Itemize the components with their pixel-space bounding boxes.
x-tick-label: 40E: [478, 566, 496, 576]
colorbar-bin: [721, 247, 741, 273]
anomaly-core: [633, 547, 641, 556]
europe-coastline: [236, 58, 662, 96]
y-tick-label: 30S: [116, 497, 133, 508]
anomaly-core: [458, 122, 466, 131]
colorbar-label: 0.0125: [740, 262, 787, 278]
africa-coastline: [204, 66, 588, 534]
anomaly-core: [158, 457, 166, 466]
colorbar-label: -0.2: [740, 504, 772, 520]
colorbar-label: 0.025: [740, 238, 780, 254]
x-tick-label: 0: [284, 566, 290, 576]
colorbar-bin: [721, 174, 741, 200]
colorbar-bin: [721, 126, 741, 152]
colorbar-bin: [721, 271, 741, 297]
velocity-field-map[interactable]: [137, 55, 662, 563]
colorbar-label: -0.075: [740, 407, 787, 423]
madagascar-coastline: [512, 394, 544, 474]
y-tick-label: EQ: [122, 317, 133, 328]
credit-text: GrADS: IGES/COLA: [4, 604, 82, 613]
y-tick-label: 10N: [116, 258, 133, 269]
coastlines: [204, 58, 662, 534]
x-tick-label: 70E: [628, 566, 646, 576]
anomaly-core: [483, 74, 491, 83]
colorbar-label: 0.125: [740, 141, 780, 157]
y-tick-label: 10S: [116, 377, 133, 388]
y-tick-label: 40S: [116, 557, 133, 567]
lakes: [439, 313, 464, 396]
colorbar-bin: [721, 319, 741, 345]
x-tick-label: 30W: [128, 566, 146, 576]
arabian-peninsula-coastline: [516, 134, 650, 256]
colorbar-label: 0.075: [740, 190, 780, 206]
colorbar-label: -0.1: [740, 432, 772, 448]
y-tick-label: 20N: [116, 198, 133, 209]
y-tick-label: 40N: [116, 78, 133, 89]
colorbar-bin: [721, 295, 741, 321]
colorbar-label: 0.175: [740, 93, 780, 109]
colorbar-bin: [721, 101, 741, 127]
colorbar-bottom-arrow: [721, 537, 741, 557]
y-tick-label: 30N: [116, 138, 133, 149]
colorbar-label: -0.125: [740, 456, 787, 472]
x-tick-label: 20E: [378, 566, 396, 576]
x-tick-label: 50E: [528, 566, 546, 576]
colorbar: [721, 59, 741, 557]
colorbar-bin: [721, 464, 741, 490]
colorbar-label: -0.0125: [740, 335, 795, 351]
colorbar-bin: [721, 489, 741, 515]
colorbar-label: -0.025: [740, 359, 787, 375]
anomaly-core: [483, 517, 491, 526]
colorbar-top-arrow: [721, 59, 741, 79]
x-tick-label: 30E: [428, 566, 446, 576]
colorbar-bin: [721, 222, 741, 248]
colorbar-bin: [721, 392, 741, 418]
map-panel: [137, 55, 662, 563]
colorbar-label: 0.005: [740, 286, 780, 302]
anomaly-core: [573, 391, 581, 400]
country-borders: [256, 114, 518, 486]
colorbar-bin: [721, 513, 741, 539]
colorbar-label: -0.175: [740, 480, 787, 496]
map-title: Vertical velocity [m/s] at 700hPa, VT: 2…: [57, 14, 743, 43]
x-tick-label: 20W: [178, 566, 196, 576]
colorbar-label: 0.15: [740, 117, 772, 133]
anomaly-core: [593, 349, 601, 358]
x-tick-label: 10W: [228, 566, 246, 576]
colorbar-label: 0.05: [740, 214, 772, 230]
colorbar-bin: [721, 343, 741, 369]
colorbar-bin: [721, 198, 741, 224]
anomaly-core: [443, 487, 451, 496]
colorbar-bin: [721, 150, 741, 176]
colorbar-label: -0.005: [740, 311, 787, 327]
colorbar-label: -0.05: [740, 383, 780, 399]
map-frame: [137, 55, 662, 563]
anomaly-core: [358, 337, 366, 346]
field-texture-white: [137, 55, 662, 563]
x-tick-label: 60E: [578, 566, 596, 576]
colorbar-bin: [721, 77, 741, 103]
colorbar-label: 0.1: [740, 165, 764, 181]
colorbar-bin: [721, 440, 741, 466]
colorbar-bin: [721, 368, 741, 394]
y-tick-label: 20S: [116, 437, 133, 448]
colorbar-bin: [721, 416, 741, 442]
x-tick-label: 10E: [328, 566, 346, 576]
------------------------------------------------------------------------
Problem to work on
Reproduce every line above word for word, from the first through the last.

Solved exercise
Itemize the components with their pixel-space bounding boxes.
x-tick-label: 40E: [478, 566, 496, 576]
colorbar-bin: [721, 247, 741, 273]
anomaly-core: [633, 547, 641, 556]
europe-coastline: [236, 58, 662, 96]
y-tick-label: 30S: [116, 497, 133, 508]
anomaly-core: [458, 122, 466, 131]
colorbar-label: 0.0125: [740, 262, 787, 278]
africa-coastline: [204, 66, 588, 534]
anomaly-core: [158, 457, 166, 466]
colorbar-label: -0.2: [740, 504, 772, 520]
colorbar-label: 0.025: [740, 238, 780, 254]
x-tick-label: 0: [284, 566, 290, 576]
colorbar-bin: [721, 174, 741, 200]
colorbar-bin: [721, 126, 741, 152]
colorbar-bin: [721, 271, 741, 297]
velocity-field-map[interactable]: [137, 55, 662, 563]
colorbar-label: -0.075: [740, 407, 787, 423]
madagascar-coastline: [512, 394, 544, 474]
y-tick-label: EQ: [122, 317, 133, 328]
credit-text: GrADS: IGES/COLA: [4, 604, 82, 613]
y-tick-label: 10N: [116, 258, 133, 269]
coastlines: [204, 58, 662, 534]
x-tick-label: 70E: [628, 566, 646, 576]
anomaly-core: [483, 74, 491, 83]
colorbar-label: 0.125: [740, 141, 780, 157]
y-tick-label: 10S: [116, 377, 133, 388]
y-tick-label: 40S: [116, 557, 133, 567]
lakes: [439, 313, 464, 396]
colorbar-bin: [721, 319, 741, 345]
x-tick-label: 30W: [128, 566, 146, 576]
arabian-peninsula-coastline: [516, 134, 650, 256]
colorbar-label: 0.075: [740, 190, 780, 206]
colorbar-label: -0.1: [740, 432, 772, 448]
y-tick-label: 20N: [116, 198, 133, 209]
y-tick-label: 40N: [116, 78, 133, 89]
colorbar-bin: [721, 295, 741, 321]
colorbar-label: 0.175: [740, 93, 780, 109]
colorbar-bin: [721, 101, 741, 127]
colorbar-bottom-arrow: [721, 537, 741, 557]
y-tick-label: 30N: [116, 138, 133, 149]
colorbar-label: -0.125: [740, 456, 787, 472]
x-tick-label: 20E: [378, 566, 396, 576]
x-tick-label: 50E: [528, 566, 546, 576]
colorbar: [721, 59, 741, 557]
colorbar-bin: [721, 464, 741, 490]
colorbar-label: -0.0125: [740, 335, 795, 351]
colorbar-bin: [721, 489, 741, 515]
colorbar-label: -0.025: [740, 359, 787, 375]
anomaly-core: [483, 517, 491, 526]
colorbar-top-arrow: [721, 59, 741, 79]
x-tick-label: 30E: [428, 566, 446, 576]
colorbar-bin: [721, 222, 741, 248]
colorbar-bin: [721, 392, 741, 418]
map-panel: [137, 55, 662, 563]
colorbar-label: 0.005: [740, 286, 780, 302]
anomaly-core: [573, 391, 581, 400]
country-borders: [256, 114, 518, 486]
colorbar-bin: [721, 513, 741, 539]
colorbar-label: -0.175: [740, 480, 787, 496]
map-title: Vertical velocity [m/s] at 700hPa, VT: 2…: [57, 14, 743, 43]
x-tick-label: 20W: [178, 566, 196, 576]
colorbar-label: 0.15: [740, 117, 772, 133]
anomaly-core: [593, 349, 601, 358]
x-tick-label: 10W: [228, 566, 246, 576]
colorbar-label: 0.05: [740, 214, 772, 230]
colorbar-bin: [721, 343, 741, 369]
colorbar-bin: [721, 198, 741, 224]
anomaly-core: [443, 487, 451, 496]
colorbar-bin: [721, 150, 741, 176]
colorbar-label: -0.005: [740, 311, 787, 327]
colorbar-label: -0.05: [740, 383, 780, 399]
map-frame: [137, 55, 662, 563]
anomaly-core: [358, 337, 366, 346]
field-texture-white: [137, 55, 662, 563]
x-tick-label: 60E: [578, 566, 596, 576]
colorbar-bin: [721, 77, 741, 103]
colorbar-label: 0.1: [740, 165, 764, 181]
colorbar-bin: [721, 440, 741, 466]
colorbar-bin: [721, 368, 741, 394]
y-tick-label: 20S: [116, 437, 133, 448]
colorbar-bin: [721, 416, 741, 442]
x-tick-label: 10E: [328, 566, 346, 576]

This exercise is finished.